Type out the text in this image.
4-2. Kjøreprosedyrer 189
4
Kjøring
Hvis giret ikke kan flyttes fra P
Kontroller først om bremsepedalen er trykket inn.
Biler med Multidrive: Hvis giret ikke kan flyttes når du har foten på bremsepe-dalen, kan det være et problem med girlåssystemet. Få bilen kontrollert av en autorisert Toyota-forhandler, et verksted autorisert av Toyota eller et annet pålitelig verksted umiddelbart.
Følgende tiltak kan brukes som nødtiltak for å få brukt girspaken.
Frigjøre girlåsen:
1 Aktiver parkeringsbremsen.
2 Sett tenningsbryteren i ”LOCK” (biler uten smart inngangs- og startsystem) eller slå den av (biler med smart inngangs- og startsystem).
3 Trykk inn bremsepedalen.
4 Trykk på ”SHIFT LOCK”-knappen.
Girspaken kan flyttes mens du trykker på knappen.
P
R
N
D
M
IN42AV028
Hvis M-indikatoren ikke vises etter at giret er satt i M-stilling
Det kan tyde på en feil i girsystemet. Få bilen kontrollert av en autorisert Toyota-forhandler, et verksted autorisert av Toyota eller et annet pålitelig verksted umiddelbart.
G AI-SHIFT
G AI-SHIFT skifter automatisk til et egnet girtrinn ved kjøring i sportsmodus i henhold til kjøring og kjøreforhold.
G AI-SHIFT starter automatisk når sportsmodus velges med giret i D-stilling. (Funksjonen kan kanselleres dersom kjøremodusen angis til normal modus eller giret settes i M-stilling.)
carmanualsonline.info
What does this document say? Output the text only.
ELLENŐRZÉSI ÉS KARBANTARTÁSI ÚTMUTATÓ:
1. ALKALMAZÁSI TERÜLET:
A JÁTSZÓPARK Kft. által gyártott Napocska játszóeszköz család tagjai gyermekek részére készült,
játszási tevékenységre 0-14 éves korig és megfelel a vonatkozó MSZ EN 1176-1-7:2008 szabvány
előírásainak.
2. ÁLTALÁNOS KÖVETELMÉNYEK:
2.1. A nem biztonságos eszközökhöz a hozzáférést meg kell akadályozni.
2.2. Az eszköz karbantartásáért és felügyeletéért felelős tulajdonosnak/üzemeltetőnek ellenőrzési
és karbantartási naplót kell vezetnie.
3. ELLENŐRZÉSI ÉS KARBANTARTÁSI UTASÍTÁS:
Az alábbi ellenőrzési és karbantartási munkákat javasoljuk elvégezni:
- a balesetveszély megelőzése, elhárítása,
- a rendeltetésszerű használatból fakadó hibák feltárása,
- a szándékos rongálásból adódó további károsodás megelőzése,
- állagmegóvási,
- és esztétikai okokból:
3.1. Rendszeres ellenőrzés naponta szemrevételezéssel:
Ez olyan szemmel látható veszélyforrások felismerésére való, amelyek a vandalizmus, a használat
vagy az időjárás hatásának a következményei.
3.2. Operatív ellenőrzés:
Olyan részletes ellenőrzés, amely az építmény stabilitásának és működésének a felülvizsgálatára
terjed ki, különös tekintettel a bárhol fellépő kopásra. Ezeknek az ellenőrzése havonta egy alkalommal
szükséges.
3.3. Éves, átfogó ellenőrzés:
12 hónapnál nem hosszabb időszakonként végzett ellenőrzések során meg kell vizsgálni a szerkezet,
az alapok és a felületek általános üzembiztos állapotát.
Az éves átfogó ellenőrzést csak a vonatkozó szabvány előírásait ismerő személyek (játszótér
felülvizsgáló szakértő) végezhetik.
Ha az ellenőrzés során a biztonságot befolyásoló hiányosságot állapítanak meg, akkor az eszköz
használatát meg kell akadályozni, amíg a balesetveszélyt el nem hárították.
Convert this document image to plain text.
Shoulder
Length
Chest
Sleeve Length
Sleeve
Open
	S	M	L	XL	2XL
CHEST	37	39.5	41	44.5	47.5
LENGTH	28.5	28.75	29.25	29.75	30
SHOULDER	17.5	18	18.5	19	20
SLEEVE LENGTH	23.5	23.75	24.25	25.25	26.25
_____
What the exercise asks =>
Print exactly the lines from the one with "Convert this document image to plain text." through the end of the data, inclusive.

Full answer =>
Convert this document image to plain text.
Shoulder
Length
Chest
Sleeve Length
Sleeve
Open
	S	M	L	XL	2XL
CHEST	37	39.5	41	44.5	47.5
LENGTH	28.5	28.75	29.25	29.75	30
SHOULDER	17.5	18	18.5	19	20
SLEEVE LENGTH	23.5	23.75	24.25	25.25	26.25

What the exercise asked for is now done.